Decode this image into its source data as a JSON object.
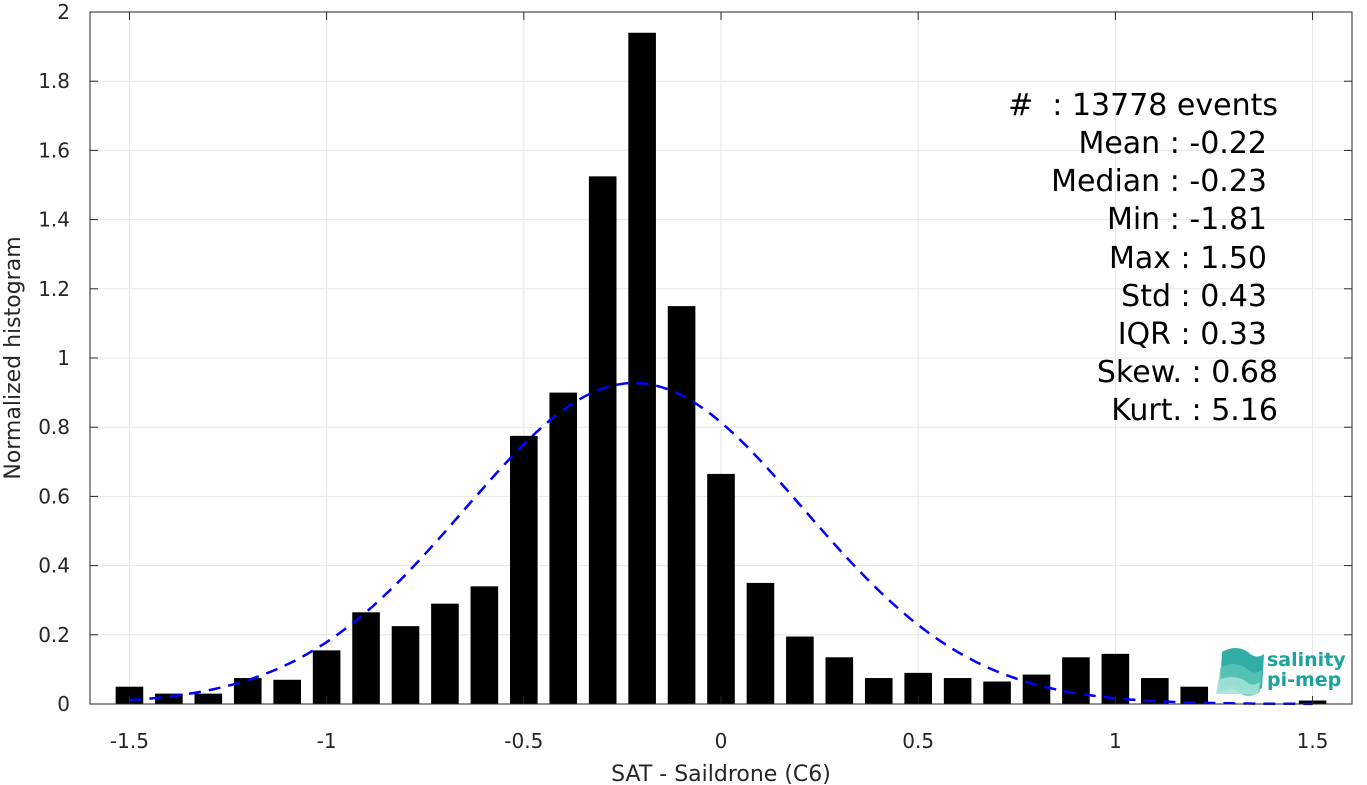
{
  "chart_data": {
    "type": "bar",
    "xlabel": "SAT - Saildrone (C6)",
    "ylabel": "Normalized histogram",
    "xlim": [
      -1.6,
      1.6
    ],
    "ylim": [
      0,
      2
    ],
    "xticks": [
      -1.5,
      -1,
      -0.5,
      0,
      0.5,
      1,
      1.5
    ],
    "xtick_labels": [
      "-1.5",
      "-1",
      "-0.5",
      "0",
      "0.5",
      "1",
      "1.5"
    ],
    "yticks": [
      0,
      0.2,
      0.4,
      0.6,
      0.8,
      1,
      1.2,
      1.4,
      1.6,
      1.8,
      2
    ],
    "ytick_labels": [
      "0",
      "0.2",
      "0.4",
      "0.6",
      "0.8",
      "1",
      "1.2",
      "1.4",
      "1.6",
      "1.8",
      "2"
    ],
    "grid": true,
    "bin_width": 0.07,
    "bars": {
      "color": "#000000",
      "x": [
        -1.5,
        -1.4,
        -1.3,
        -1.2,
        -1.1,
        -1.0,
        -0.9,
        -0.8,
        -0.7,
        -0.6,
        -0.5,
        -0.4,
        -0.3,
        -0.2,
        -0.1,
        0.0,
        0.1,
        0.2,
        0.3,
        0.4,
        0.5,
        0.6,
        0.7,
        0.8,
        0.9,
        1.0,
        1.1,
        1.2,
        1.5
      ],
      "values": [
        0.05,
        0.03,
        0.03,
        0.075,
        0.07,
        0.155,
        0.265,
        0.225,
        0.29,
        0.34,
        0.775,
        0.9,
        1.525,
        1.94,
        1.15,
        0.665,
        0.35,
        0.195,
        0.135,
        0.075,
        0.09,
        0.075,
        0.065,
        0.085,
        0.135,
        0.145,
        0.075,
        0.05,
        0.01
      ]
    },
    "fit_curve": {
      "style": "dashed",
      "color": "#0000ff",
      "mean": -0.22,
      "std": 0.43
    },
    "annotation": {
      "count_line": "#  : 13778 events",
      "mean_line": "Mean : -0.22",
      "median_line": "Median : -0.23",
      "min_line": "Min : -1.81",
      "max_line": "Max : 1.50",
      "std_line": "Std : 0.43",
      "iqr_line": "IQR : 0.33",
      "skew_line": "Skew. : 0.68",
      "kurt_line": "Kurt. : 5.16"
    }
  },
  "logo": {
    "line1": "salinity",
    "line2": "pi-mep",
    "color": "#1ba39c"
  }
}
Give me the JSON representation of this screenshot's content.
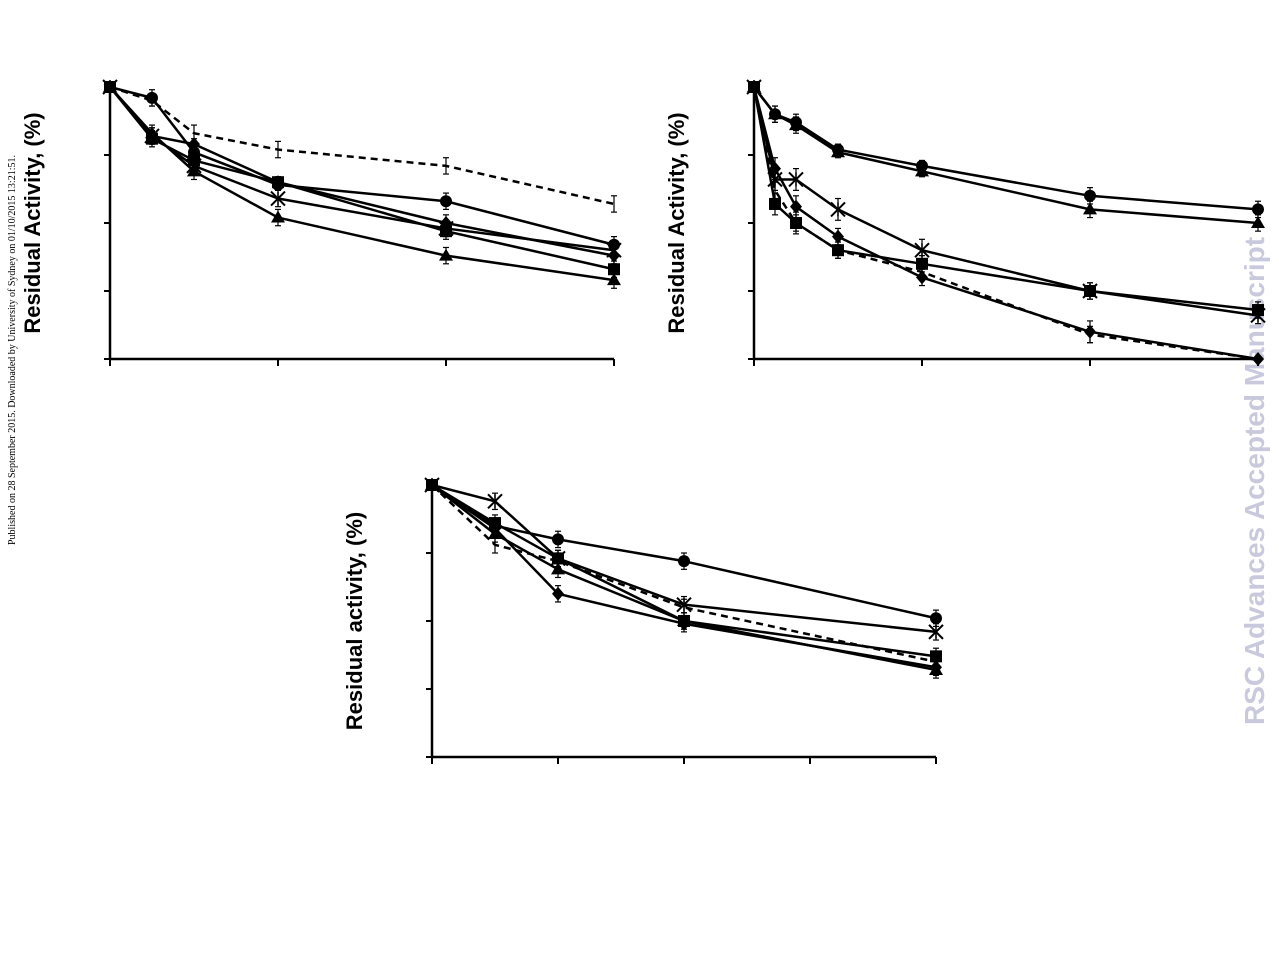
{
  "published_note": "Published on 28 September 2015. Downloaded by University of Sydney on 01/10/2015 13:21:51.",
  "watermark": "RSC Advances Accepted Manuscript",
  "colors": {
    "line": "#000000",
    "watermark": "#c9c9dd"
  },
  "chart_data": [
    {
      "type": "line",
      "title": "",
      "xlabel": "",
      "ylabel": "Residual Activity, (%)",
      "xlim": [
        0,
        6
      ],
      "ylim": [
        0,
        100
      ],
      "grid": false,
      "series": [
        {
          "marker": "circle",
          "dashed": false,
          "x": [
            0,
            0.5,
            1,
            2,
            4,
            6
          ],
          "y": [
            100,
            96,
            76,
            64,
            58,
            42
          ],
          "err": [
            0,
            3,
            2,
            2,
            3,
            3
          ]
        },
        {
          "marker": "diamond",
          "dashed": false,
          "x": [
            0,
            0.5,
            1,
            2,
            4,
            6
          ],
          "y": [
            100,
            82,
            79,
            65,
            50,
            38
          ],
          "err": [
            0,
            3,
            2,
            2,
            3,
            3
          ]
        },
        {
          "marker": "square",
          "dashed": false,
          "x": [
            0,
            0.5,
            1,
            2,
            4,
            6
          ],
          "y": [
            100,
            81,
            73,
            65,
            47,
            33
          ],
          "err": [
            0,
            3,
            2,
            2,
            3,
            3
          ]
        },
        {
          "marker": "triangle",
          "dashed": false,
          "x": [
            0,
            0.5,
            1,
            2,
            4,
            6
          ],
          "y": [
            100,
            83,
            69,
            52,
            38,
            29
          ],
          "err": [
            0,
            3,
            3,
            3,
            3,
            3
          ]
        },
        {
          "marker": "star",
          "dashed": false,
          "x": [
            0,
            0.5,
            1,
            2,
            4,
            6
          ],
          "y": [
            100,
            82,
            71,
            59,
            48,
            40
          ],
          "err": [
            0,
            3,
            2,
            3,
            3,
            3
          ]
        },
        {
          "marker": "none",
          "dashed": true,
          "x": [
            0,
            0.5,
            1,
            2,
            4,
            6
          ],
          "y": [
            100,
            95,
            83,
            77,
            71,
            57
          ],
          "err": [
            0,
            2,
            3,
            3,
            3,
            3
          ]
        }
      ]
    },
    {
      "type": "line",
      "title": "",
      "xlabel": "",
      "ylabel": "Residual Activity, (%)",
      "xlim": [
        0,
        6
      ],
      "ylim": [
        0,
        100
      ],
      "grid": false,
      "series": [
        {
          "marker": "circle",
          "dashed": false,
          "x": [
            0,
            0.25,
            0.5,
            1,
            2,
            4,
            6
          ],
          "y": [
            100,
            90,
            87,
            77,
            71,
            60,
            55
          ],
          "err": [
            0,
            3,
            3,
            2,
            2,
            3,
            3
          ]
        },
        {
          "marker": "triangle",
          "dashed": false,
          "x": [
            0,
            0.25,
            0.5,
            1,
            2,
            4,
            6
          ],
          "y": [
            100,
            90,
            86,
            76,
            69,
            55,
            50
          ],
          "err": [
            0,
            3,
            3,
            2,
            2,
            3,
            3
          ]
        },
        {
          "marker": "star",
          "dashed": false,
          "x": [
            0,
            0.25,
            0.5,
            1,
            2,
            4,
            6
          ],
          "y": [
            100,
            66,
            66,
            55,
            40,
            25,
            16
          ],
          "err": [
            0,
            4,
            4,
            4,
            4,
            3,
            3
          ]
        },
        {
          "marker": "square",
          "dashed": false,
          "x": [
            0,
            0.25,
            0.5,
            1,
            2,
            4,
            6
          ],
          "y": [
            100,
            57,
            50,
            40,
            35,
            25,
            18
          ],
          "err": [
            0,
            4,
            4,
            3,
            3,
            3,
            3
          ]
        },
        {
          "marker": "diamond",
          "dashed": false,
          "x": [
            0,
            0.25,
            0.5,
            1,
            2,
            4,
            6
          ],
          "y": [
            100,
            70,
            56,
            45,
            30,
            10,
            0
          ],
          "err": [
            0,
            4,
            4,
            3,
            3,
            4,
            0
          ]
        },
        {
          "marker": "none",
          "dashed": true,
          "x": [
            0,
            0.25,
            0.5,
            1,
            2,
            4,
            6
          ],
          "y": [
            100,
            62,
            50,
            40,
            32,
            9,
            0
          ],
          "err": [
            0,
            3,
            3,
            3,
            3,
            3,
            0
          ]
        }
      ]
    },
    {
      "type": "line",
      "title": "",
      "xlabel": "",
      "ylabel": "Residual activity, (%)",
      "xlim": [
        0,
        4
      ],
      "ylim": [
        0,
        100
      ],
      "grid": false,
      "series": [
        {
          "marker": "circle",
          "dashed": false,
          "x": [
            0,
            0.5,
            1,
            2,
            4
          ],
          "y": [
            100,
            85,
            80,
            72,
            51
          ],
          "err": [
            0,
            2,
            3,
            3,
            3
          ]
        },
        {
          "marker": "star",
          "dashed": false,
          "x": [
            0,
            0.5,
            1,
            2,
            4
          ],
          "y": [
            100,
            94,
            73,
            56,
            46
          ],
          "err": [
            0,
            3,
            3,
            3,
            3
          ]
        },
        {
          "marker": "square",
          "dashed": false,
          "x": [
            0,
            0.5,
            1,
            2,
            4
          ],
          "y": [
            100,
            86,
            73,
            50,
            37
          ],
          "err": [
            0,
            3,
            3,
            3,
            3
          ]
        },
        {
          "marker": "triangle",
          "dashed": false,
          "x": [
            0,
            0.5,
            1,
            2,
            4
          ],
          "y": [
            100,
            82,
            69,
            50,
            32
          ],
          "err": [
            0,
            3,
            3,
            3,
            3
          ]
        },
        {
          "marker": "diamond",
          "dashed": false,
          "x": [
            0,
            0.5,
            1,
            2,
            4
          ],
          "y": [
            100,
            84,
            60,
            49,
            33
          ],
          "err": [
            0,
            3,
            3,
            3,
            3
          ]
        },
        {
          "marker": "none",
          "dashed": true,
          "x": [
            0,
            0.5,
            1,
            2,
            4
          ],
          "y": [
            100,
            78,
            72,
            55,
            35
          ],
          "err": [
            0,
            3,
            3,
            3,
            3
          ]
        }
      ]
    }
  ]
}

###

THE EXERCISE: Scan the listing above and identify each line holding the string "JSON"; copy every such line.

EXERCISE RESPONSE:
Decode this image into its source data as a JSON object.
Give me the JSON representation of this screenshot's content.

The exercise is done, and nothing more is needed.